--- begin AVAILABLE DATA ---

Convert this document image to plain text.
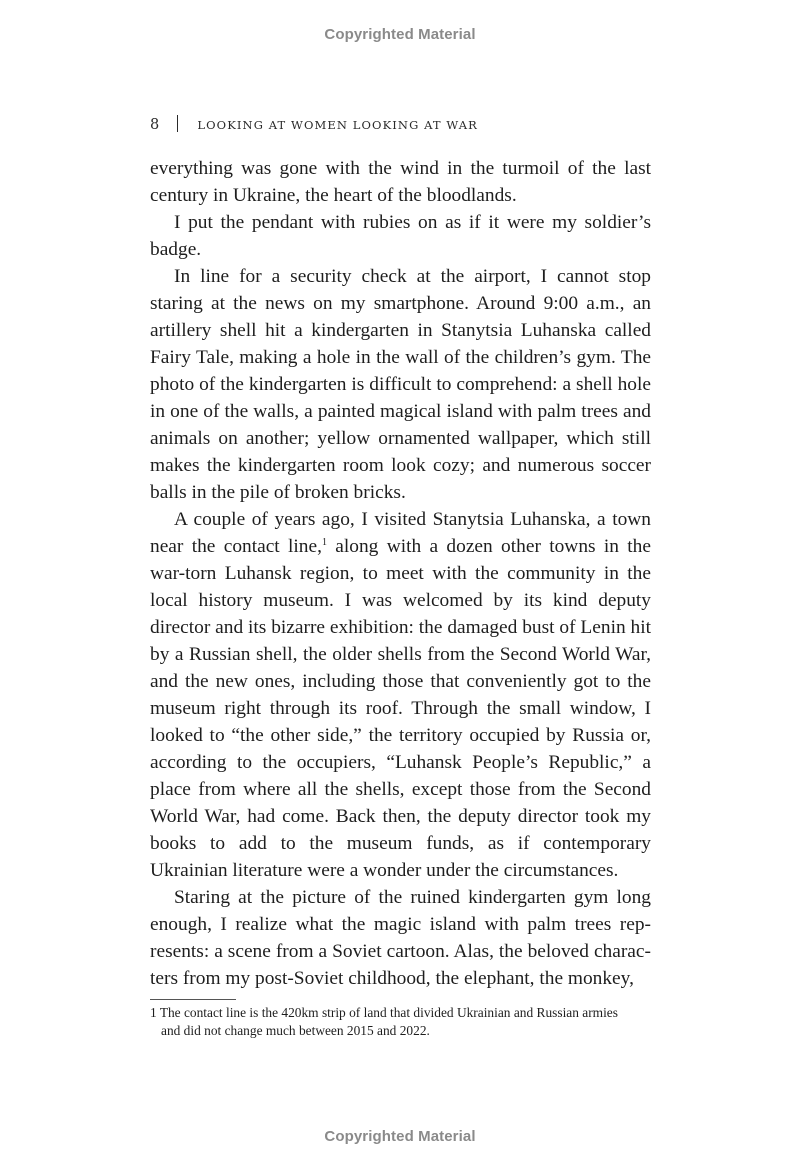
Copyrighted Material
8	LOOKING AT WOMEN LOOKING AT WAR

everything was gone with the wind in the turmoil of the last century in Ukraine, the heart of the bloodlands.

I put the pendant with rubies on as if it were my soldier’s badge.

In line for a security check at the airport, I cannot stop staring at the news on my smartphone. Around 9:00 a.m., an artillery shell hit a kindergarten in Stanytsia Luhanska called Fairy Tale, making a hole in the wall of the children’s gym. The photo of the kindergarten is difficult to comprehend: a shell hole in one of the walls, a painted magical island with palm trees and animals on another; yellow ornamented wallpaper, which still makes the kindergarten room look cozy; and numerous soccer balls in the pile of broken bricks.

A couple of years ago, I visited Stanytsia Luhanska, a town near the contact line,$^1$ along with a dozen other towns in the war-torn Luhansk region, to meet with the community in the local history museum. I was welcomed by its kind deputy director and its bizarre exhibition: the damaged bust of Lenin hit by a Russian shell, the older shells from the Second World War, and the new ones, including those that conveniently got to the museum right through its roof. Through the small window, I looked to “the other side,” the territory occupied by Russia or, according to the occupiers, “Luhansk People’s Republic,” a place from where all the shells, except those from the Second World War, had come. Back then, the deputy director took my books to add to the museum funds, as if contemporary Ukrainian literature were a wonder under the circumstances.

Staring at the picture of the ruined kindergarten gym long enough, I realize what the magic island with palm trees represents: a scene from a Soviet cartoon. Alas, the beloved characters from my post-Soviet childhood, the elephant, the monkey,

1 The contact line is the 420km strip of land that divided Ukrainian and Russian armies
and did not change much between 2015 and 2022.
Copyrighted Material
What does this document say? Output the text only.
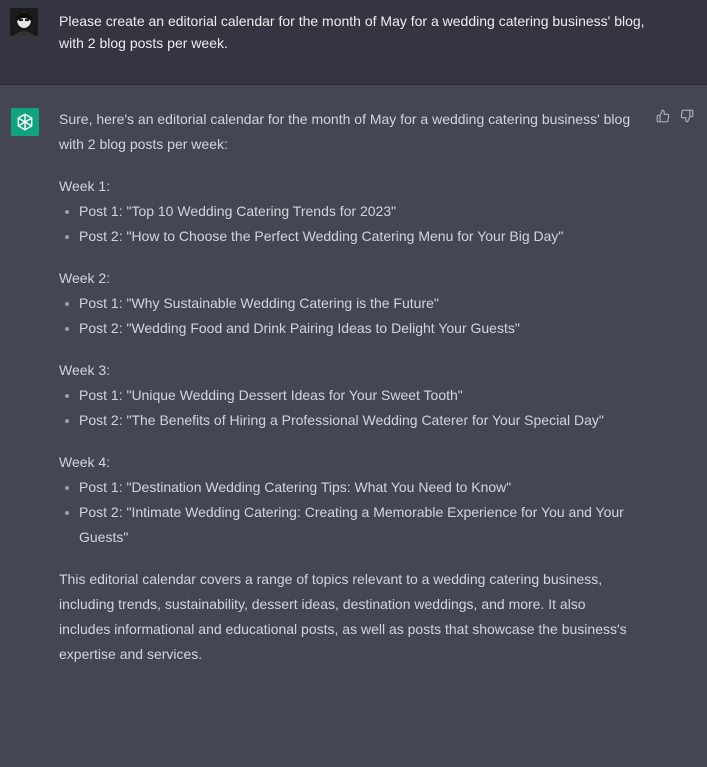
Please create an editorial calendar for the month of May for a wedding catering business' blog, with 2 blog posts per week.

Sure, here's an editorial calendar for the month of May for a wedding catering business' blog with 2 blog posts per week:

Week 1:

Post 1: "Top 10 Wedding Catering Trends for 2023"
Post 2: "How to Choose the Perfect Wedding Catering Menu for Your Big Day"

Week 2:

Post 1: "Why Sustainable Wedding Catering is the Future"
Post 2: "Wedding Food and Drink Pairing Ideas to Delight Your Guests"

Week 3:

Post 1: "Unique Wedding Dessert Ideas for Your Sweet Tooth"
Post 2: "The Benefits of Hiring a Professional Wedding Caterer for Your Special Day"

Week 4:

Post 1: "Destination Wedding Catering Tips: What You Need to Know"
Post 2: "Intimate Wedding Catering: Creating a Memorable Experience for You and Your Guests"

This editorial calendar covers a range of topics relevant to a wedding catering business, including trends, sustainability, dessert ideas, destination weddings, and more. It also includes informational and educational posts, as well as posts that showcase the business's expertise and services.
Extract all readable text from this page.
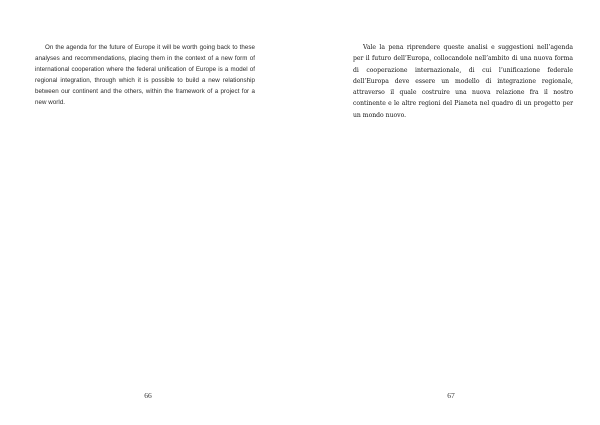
On the agenda for the future of Europe it will be worth going back to these analyses and recommendations, placing them in the context of a new form of international cooperation where the federal unification of Europe is a model of regional integration, through which it is possible to build a new relationship between our continent and the others, within the framework of a project for a new world.

66

Vale la pena riprendere queste analisi e suggestioni nell’agenda per il futuro dell’Europa, collocandole nell’ambito di una nuova forma di cooperazione internazionale, di cui l’unificazione federale dell’Europa deve essere un modello di integrazione regionale, attraverso il quale costruire una nuova relazione fra il nostro continente e le altre regioni del Pianeta nel quadro di un progetto per un mondo nuovo.

67
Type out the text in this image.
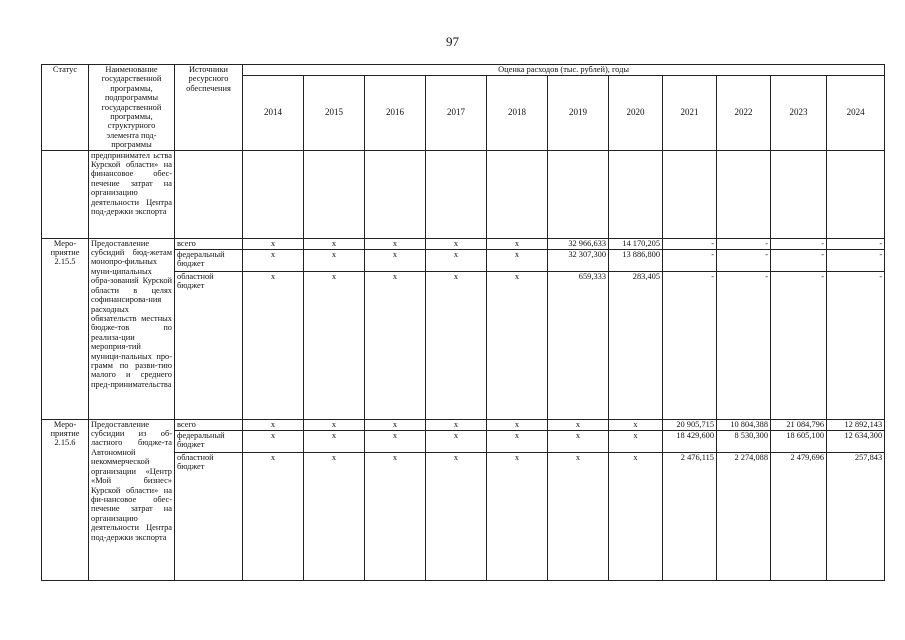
97
Статус	Наименование государственной программы, подпрограммы государственной программы, структурного элемента под-программы	Источники ресурсного обеспечения	Оценка расходов (тыс. рублей), годы										
			2014	2015	2016	2017	2018	2019	2020	2021	2022	2023	2024
	предпринимател ьства Курской области» на финансовое обес-печение затрат на организацию деятельности Центра под-держки экспорта												
Меро-приятие 2.15.5	Предоставление субсидий бюд-жетам монопро-фильных муни-ципальных обра-зований Курской области в целях софинансирова-ния расходных обязательств местных бюдже-тов по реализа-ции мероприя-тий муници-пальных про-грамм по разви-тию малого и среднего пред-принимательства	всего	х	х	х	х	х	32 966,633	14 170,205	-	-	-	-
		федеральный бюджет	х	х	х	х	х	32 307,300	13 886,800	-	-	-	-
		областной бюджет	х	х	х	х	х	659,333	283,405	-	-	-	-
Меро-приятие 2.15.6	Предоставление субсидии из об-ластного бюдже-та Автономной некоммерческой организации «Центр «Мой бизнес» Курской области» на фи-нансовое обес-печение затрат на организацию деятельности Центра под-держки экспорта	всего	х	х	х	х	х	х	х	20 905,715	10 804,388	21 084,796	12 892,143
		федеральный бюджет	х	х	х	х	х	х	х	18 429,600	8 530,300	18 605,100	12 634,300
		областной бюджет	х	х	х	х	х	х	х	2 476,115	2 274,088	2 479,696	257,843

--- end AVAILABLE DATA ---

EXERCISE TASK: All of the entries need to be transcribed word for word; pictures are left out.

RESULT OF THE TASK:
Convert this document image to plain text.
Copyrighted Material
8	LOOKING AT WOMEN LOOKING AT WAR

everything was gone with the wind in the turmoil of the last century in Ukraine, the heart of the bloodlands.

I put the pendant with rubies on as if it were my soldier’s badge.

In line for a security check at the airport, I cannot stop staring at the news on my smartphone. Around 9:00 a.m., an artillery shell hit a kindergarten in Stanytsia Luhanska called Fairy Tale, making a hole in the wall of the children’s gym. The photo of the kindergarten is difficult to comprehend: a shell hole in one of the walls, a painted magical island with palm trees and animals on another; yellow ornamented wallpaper, which still makes the kindergarten room look cozy; and numerous soccer balls in the pile of broken bricks.

A couple of years ago, I visited Stanytsia Luhanska, a town near the contact line,$^1$ along with a dozen other towns in the war-torn Luhansk region, to meet with the community in the local history museum. I was welcomed by its kind deputy director and its bizarre exhibition: the damaged bust of Lenin hit by a Russian shell, the older shells from the Second World War, and the new ones, including those that conveniently got to the museum right through its roof. Through the small window, I looked to “the other side,” the territory occupied by Russia or, according to the occupiers, “Luhansk People’s Republic,” a place from where all the shells, except those from the Second World War, had come. Back then, the deputy director took my books to add to the museum funds, as if contemporary Ukrainian literature were a wonder under the circumstances.

Staring at the picture of the ruined kindergarten gym long enough, I realize what the magic island with palm trees represents: a scene from a Soviet cartoon. Alas, the beloved characters from my post-Soviet childhood, the elephant, the monkey,

1 The contact line is the 420km strip of land that divided Ukrainian and Russian armies
and did not change much between 2015 and 2022.
Copyrighted Material
What does this document say? Output the text only.
Please create an editorial calendar for the month of May for a wedding catering business' blog, with 2 blog posts per week.

Sure, here's an editorial calendar for the month of May for a wedding catering business' blog with 2 blog posts per week:

Week 1:

Post 1: "Top 10 Wedding Catering Trends for 2023"
Post 2: "How to Choose the Perfect Wedding Catering Menu for Your Big Day"

Week 2:

Post 1: "Why Sustainable Wedding Catering is the Future"
Post 2: "Wedding Food and Drink Pairing Ideas to Delight Your Guests"

Week 3:

Post 1: "Unique Wedding Dessert Ideas for Your Sweet Tooth"
Post 2: "The Benefits of Hiring a Professional Wedding Caterer for Your Special Day"

Week 4:

Post 1: "Destination Wedding Catering Tips: What You Need to Know"
Post 2: "Intimate Wedding Catering: Creating a Memorable Experience for You and Your Guests"

This editorial calendar covers a range of topics relevant to a wedding catering business, including trends, sustainability, dessert ideas, destination weddings, and more. It also includes informational and educational posts, as well as posts that showcase the business's expertise and services.
Extract all readable text from this page.
On the agenda for the future of Europe it will be worth going back to these analyses and recommendations, placing them in the context of a new form of international cooperation where the federal unification of Europe is a model of regional integration, through which it is possible to build a new relationship between our continent and the others, within the framework of a project for a new world.

66

Vale la pena riprendere queste analisi e suggestioni nell’agenda per il futuro dell’Europa, collocandole nell’ambito di una nuova forma di cooperazione internazionale, di cui l’unificazione federale dell’Europa deve essere un modello di integrazione regionale, attraverso il quale costruire una nuova relazione fra il nostro continente e le altre regioni del Pianeta nel quadro di un progetto per un mondo nuovo.

67
Type out the text in this image.
97
Статус	Наименование государственной программы, подпрограммы государственной программы, структурного элемента под-программы	Источники ресурсного обеспечения	Оценка расходов (тыс. рублей), годы										
			2014	2015	2016	2017	2018	2019	2020	2021	2022	2023	2024
	предпринимател ьства Курской области» на финансовое обес-печение затрат на организацию деятельности Центра под-держки экспорта												
Меро-приятие 2.15.5	Предоставление субсидий бюд-жетам монопро-фильных муни-ципальных обра-зований Курской области в целях софинансирова-ния расходных обязательств местных бюдже-тов по реализа-ции мероприя-тий муници-пальных про-грамм по разви-тию малого и среднего пред-принимательства	всего	х	х	х	х	х	32 966,633	14 170,205	-	-	-	-
		федеральный бюджет	х	х	х	х	х	32 307,300	13 886,800	-	-	-	-
		областной бюджет	х	х	х	х	х	659,333	283,405	-	-	-	-
Меро-приятие 2.15.6	Предоставление субсидии из об-ластного бюдже-та Автономной некоммерческой организации «Центр «Мой бизнес» Курской области» на фи-нансовое обес-печение затрат на организацию деятельности Центра под-держки экспорта	всего	х	х	х	х	х	х	х	20 905,715	10 804,388	21 084,796	12 892,143
		федеральный бюджет	х	х	х	х	х	х	х	18 429,600	8 530,300	18 605,100	12 634,300
		областной бюджет	х	х	х	х	х	х	х	2 476,115	2 274,088	2 479,696	257,843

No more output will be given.